### Written task
Determine which lines of the records include the word "JSON", and copy them.

Stored entries:
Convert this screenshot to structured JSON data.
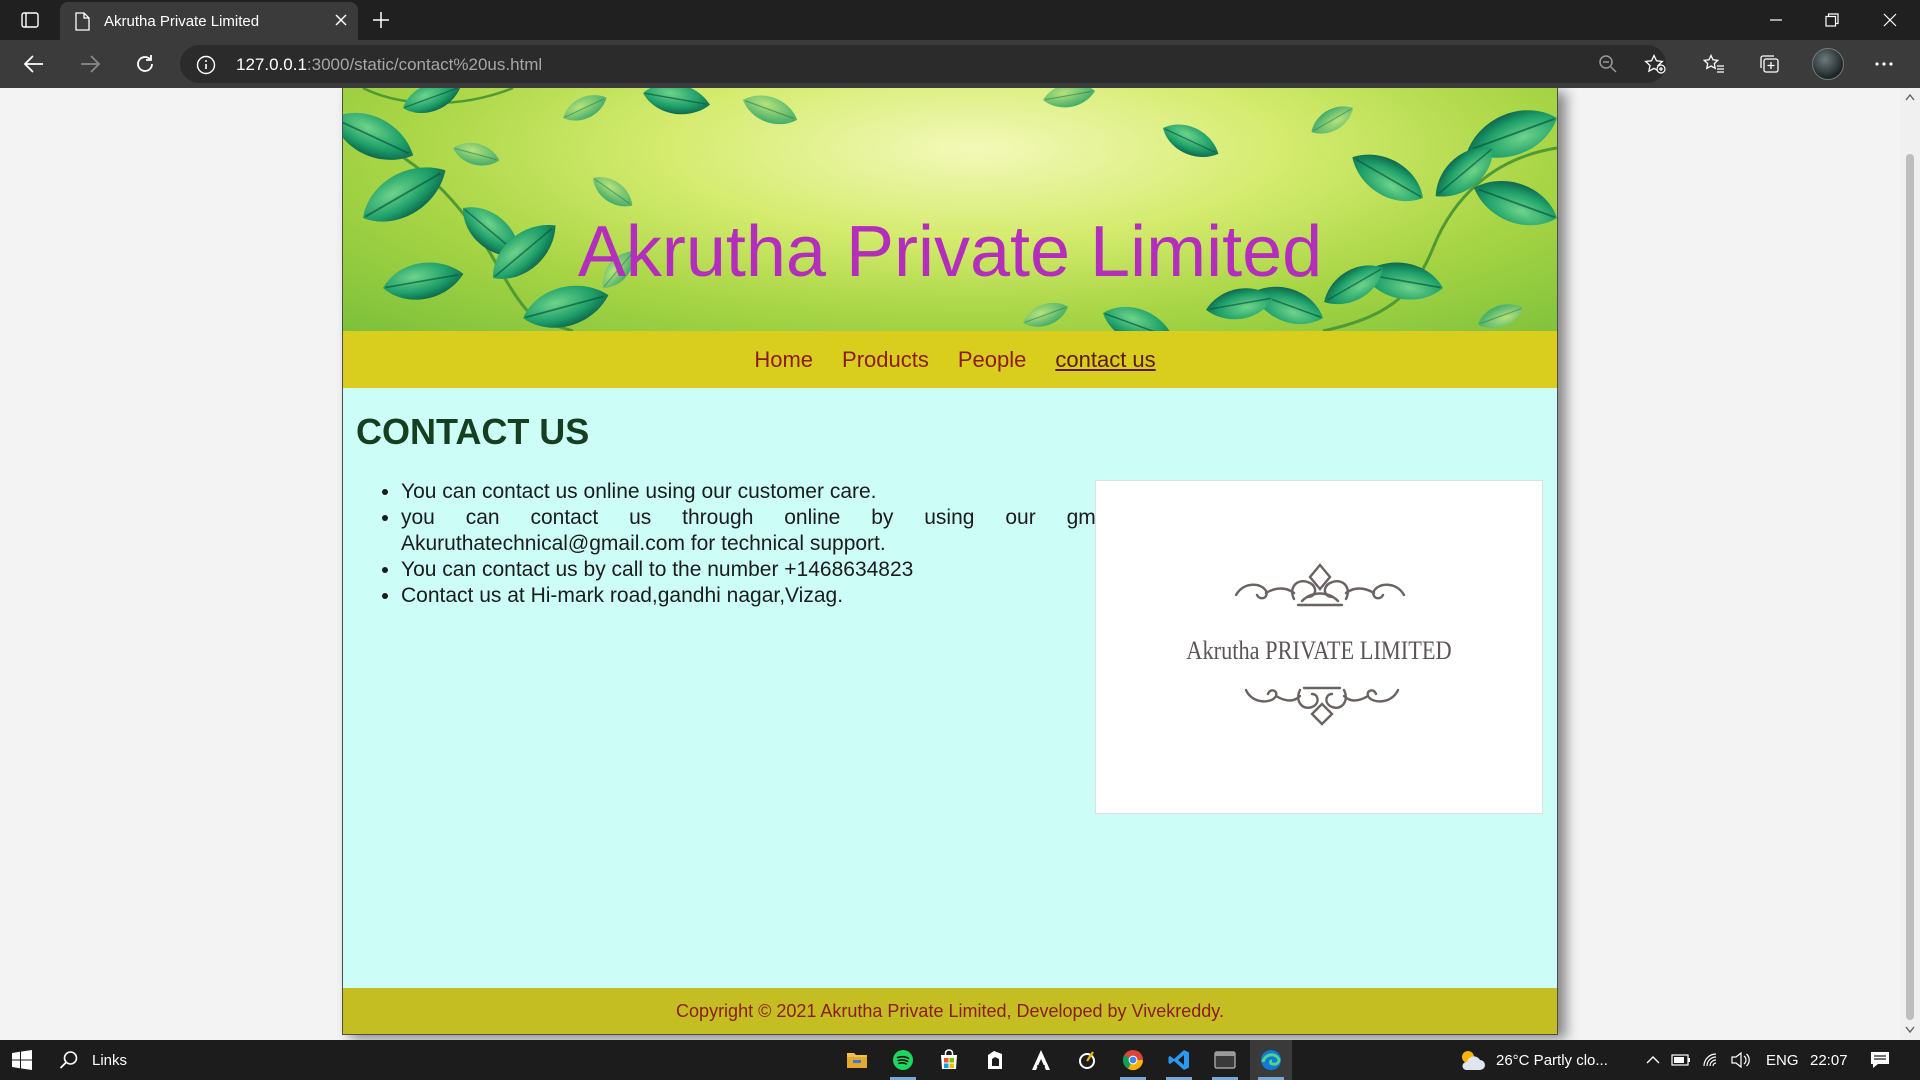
{
  "browser": {
    "tab_title": "Akrutha Private Limited",
    "url_host": "127.0.0.1",
    "url_rest": ":3000/static/contact%20us.html",
    "icons": [
      "tab-actions-icon",
      "page-icon",
      "close-icon",
      "plus-icon",
      "minimize-icon",
      "restore-icon",
      "close-icon",
      "back-icon",
      "forward-icon",
      "refresh-icon",
      "info-icon",
      "zoom-out-icon",
      "add-favorite-icon",
      "favorites-icon",
      "collections-icon",
      "profile-avatar",
      "more-icon"
    ]
  },
  "site": {
    "title": "Akrutha Private Limited",
    "nav": [
      {
        "label": "Home"
      },
      {
        "label": "Products"
      },
      {
        "label": "People"
      },
      {
        "label": "contact us",
        "active": true
      }
    ],
    "heading": "CONTACT US",
    "items": [
      "You can contact us online using our customer care.",
      "you can contact us through online by using our gmail id-Akuruthatechnical@gmail.com for technical support.",
      "You can contact us by call to the number +1468634823",
      "Contact us at Hi-mark road,gandhi nagar,Vizag."
    ],
    "logo_text": "Akrutha PRIVATE LIMITED",
    "footer": "Copyright © 2021 Akrutha Private Limited, Developed by Vivekreddy.",
    "colors": {
      "banner_title": "#b32fbb",
      "nav_bg": "#d9cd1d",
      "nav_link": "#8c1c1c",
      "content_bg": "#ccfdf6",
      "heading": "#163e20",
      "footer_bg": "#c5be22"
    }
  },
  "taskbar": {
    "search_label": "Links",
    "apps": [
      "file-explorer-icon",
      "spotify-icon",
      "store-icon",
      "app-icon",
      "assassins-creed-icon",
      "app-icon",
      "chrome-icon",
      "vscode-icon",
      "terminal-icon",
      "edge-icon"
    ],
    "weather": "26°C  Partly clo...",
    "language": "ENG",
    "time": "22:07"
  }
}
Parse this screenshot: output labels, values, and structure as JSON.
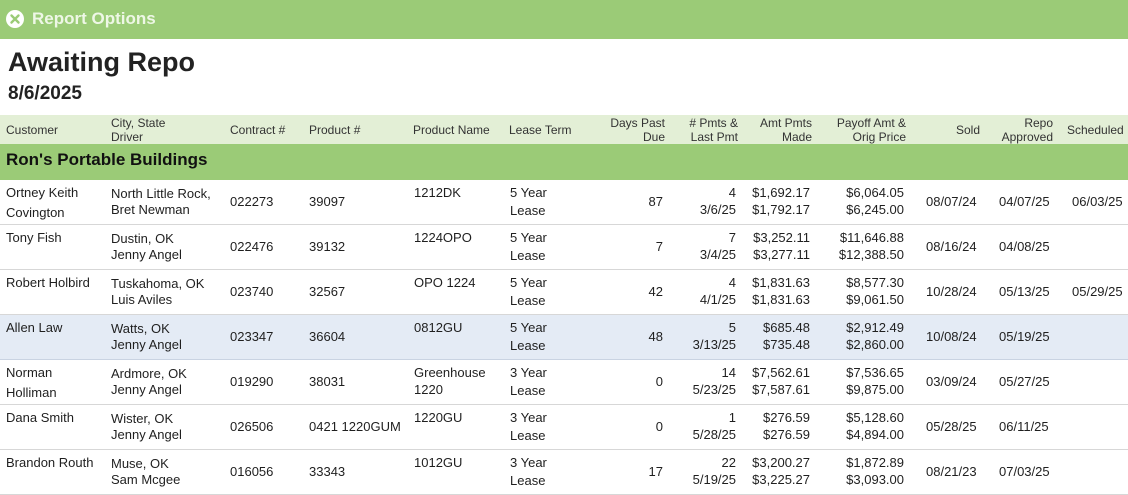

### Result below
Convert this screenshot to structured JSON data.
Parse this screenshot: output labels, values, and structure as JSON.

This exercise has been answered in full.